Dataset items
************

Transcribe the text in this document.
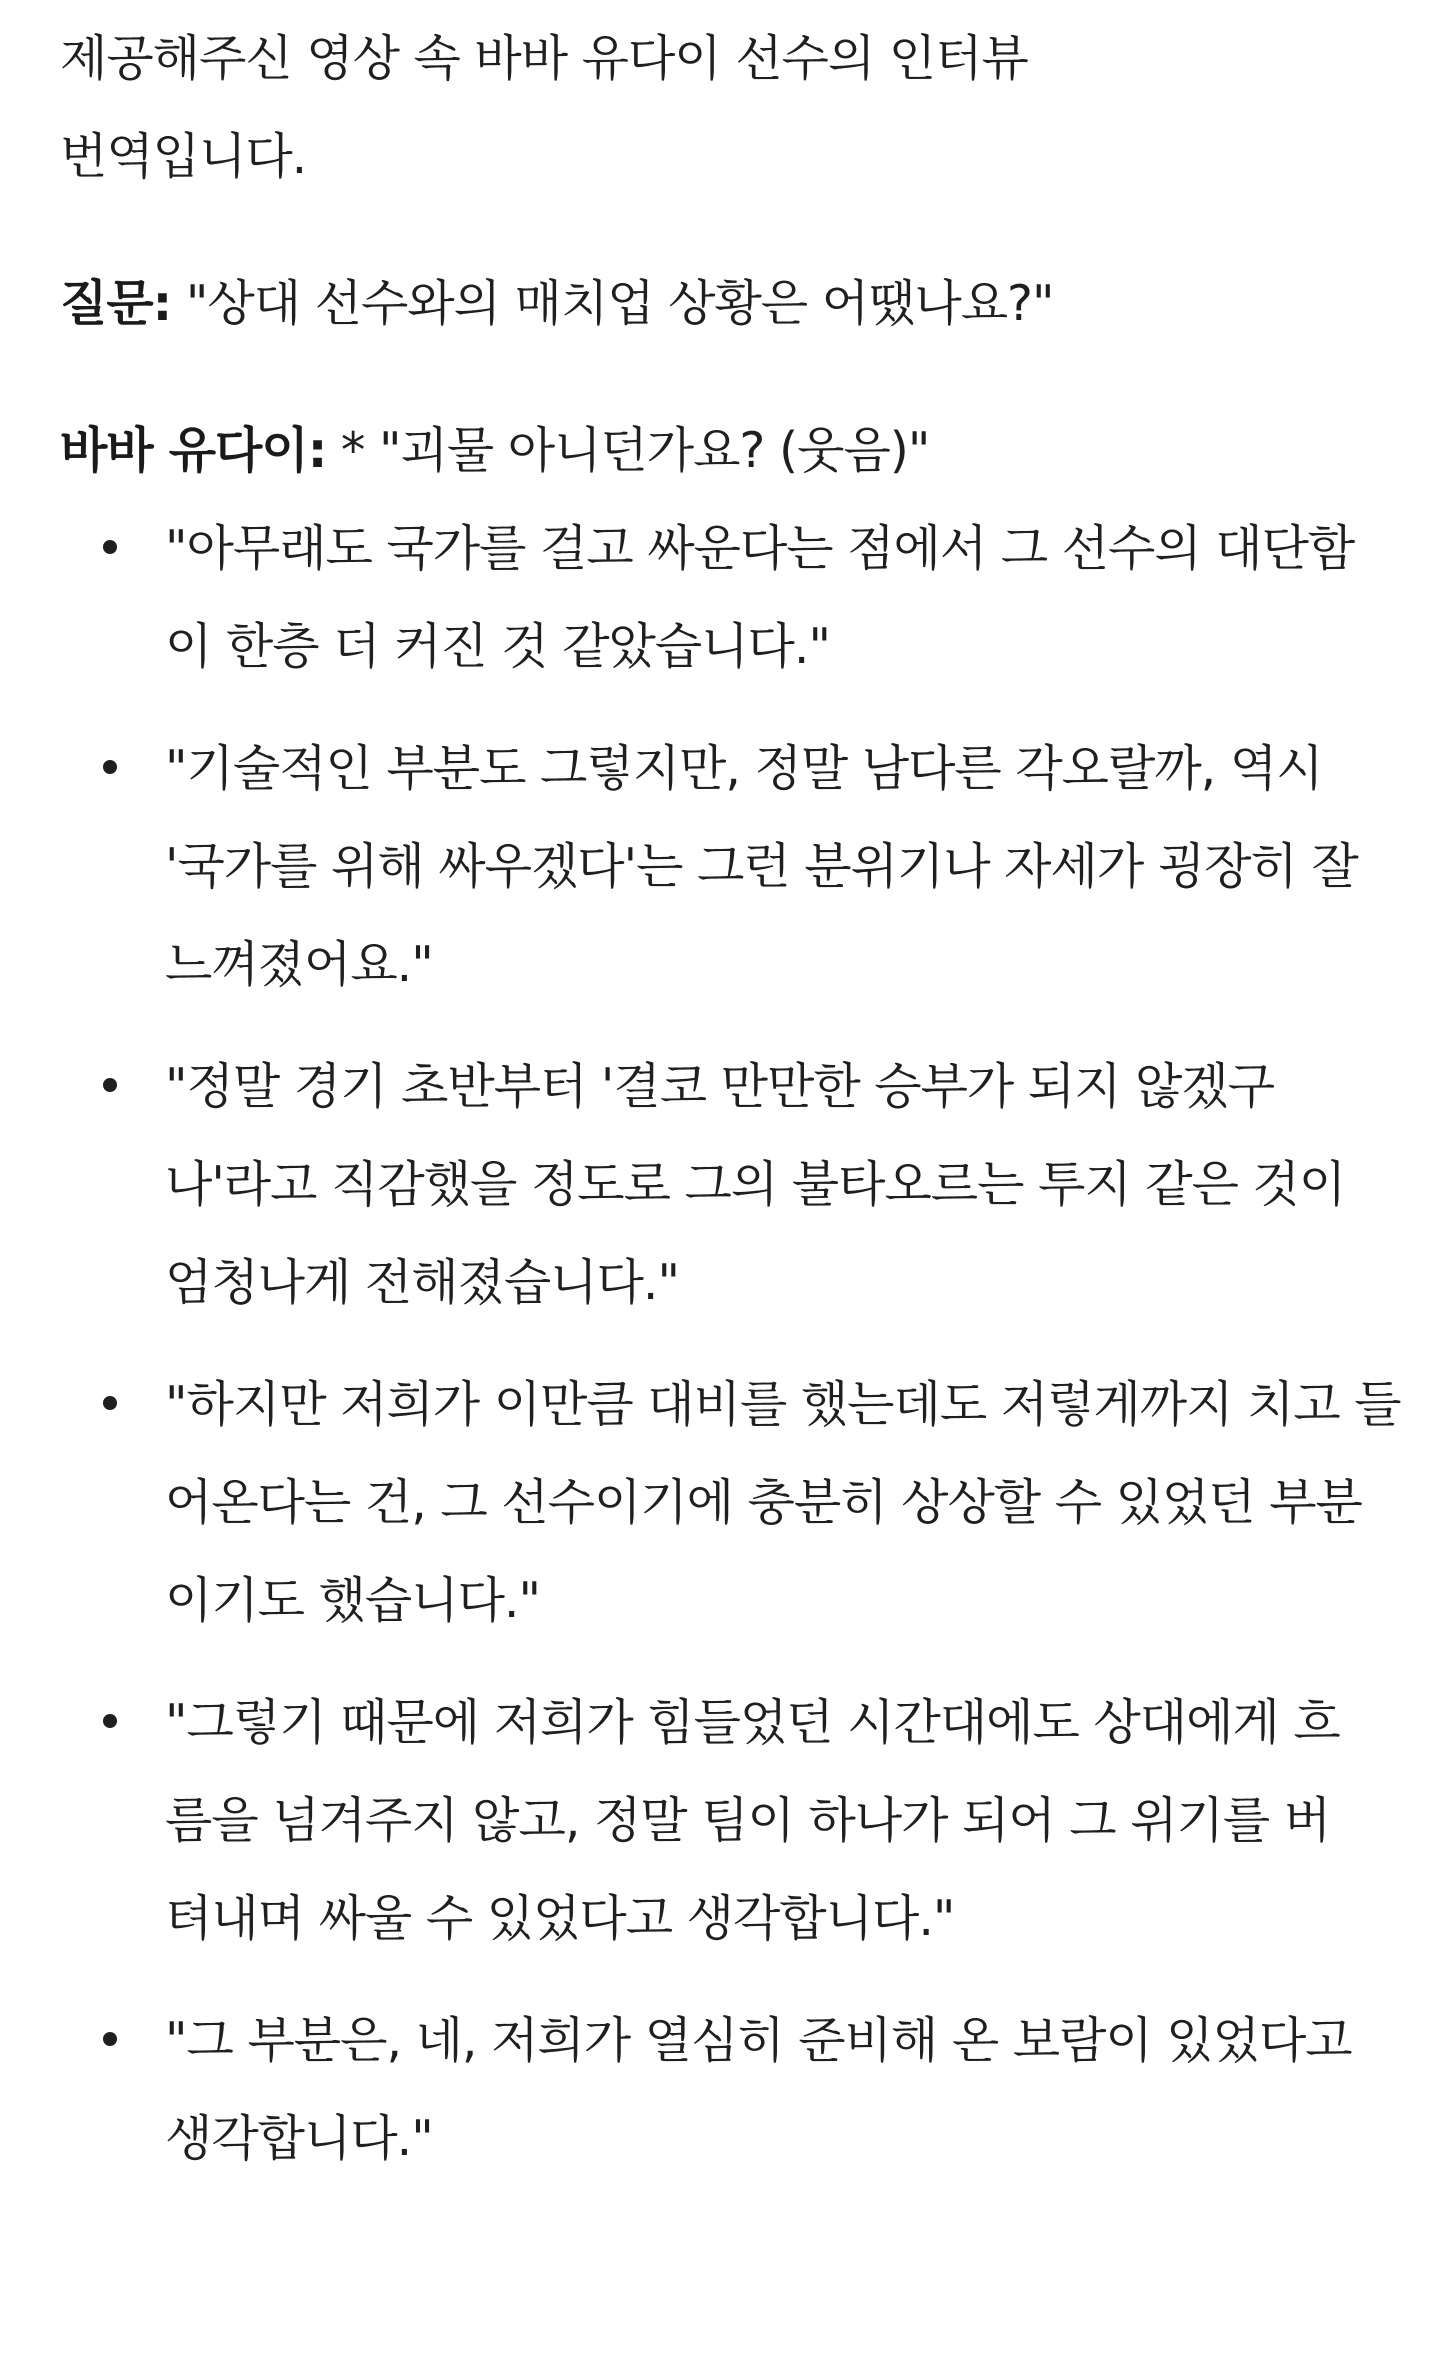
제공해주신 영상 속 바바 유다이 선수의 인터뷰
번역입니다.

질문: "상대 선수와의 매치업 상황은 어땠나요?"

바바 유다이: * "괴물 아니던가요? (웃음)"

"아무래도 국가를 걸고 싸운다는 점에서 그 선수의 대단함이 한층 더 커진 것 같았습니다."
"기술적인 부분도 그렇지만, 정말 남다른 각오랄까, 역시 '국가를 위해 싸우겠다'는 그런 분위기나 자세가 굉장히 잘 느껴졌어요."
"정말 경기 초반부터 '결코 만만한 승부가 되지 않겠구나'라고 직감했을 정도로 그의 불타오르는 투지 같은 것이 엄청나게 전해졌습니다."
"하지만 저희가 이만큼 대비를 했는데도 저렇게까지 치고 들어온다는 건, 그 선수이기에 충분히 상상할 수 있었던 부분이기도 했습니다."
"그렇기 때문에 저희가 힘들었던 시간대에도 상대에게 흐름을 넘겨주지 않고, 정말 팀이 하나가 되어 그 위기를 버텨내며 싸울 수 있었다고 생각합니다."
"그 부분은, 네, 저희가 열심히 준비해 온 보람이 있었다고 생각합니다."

************

- PROMPT -
Pick out each line above that includes "생각합니다" and show it.

- RESPONSE TO THE EXERCISE -
"그렇기 때문에 저희가 힘들었던 시간대에도 상대에게 흐름을 넘겨주지 않고, 정말 팀이 하나가 되어 그 위기를 버텨내며 싸울 수 있었다고 생각합니다."
"그 부분은, 네, 저희가 열심히 준비해 온 보람이 있었다고 생각합니다."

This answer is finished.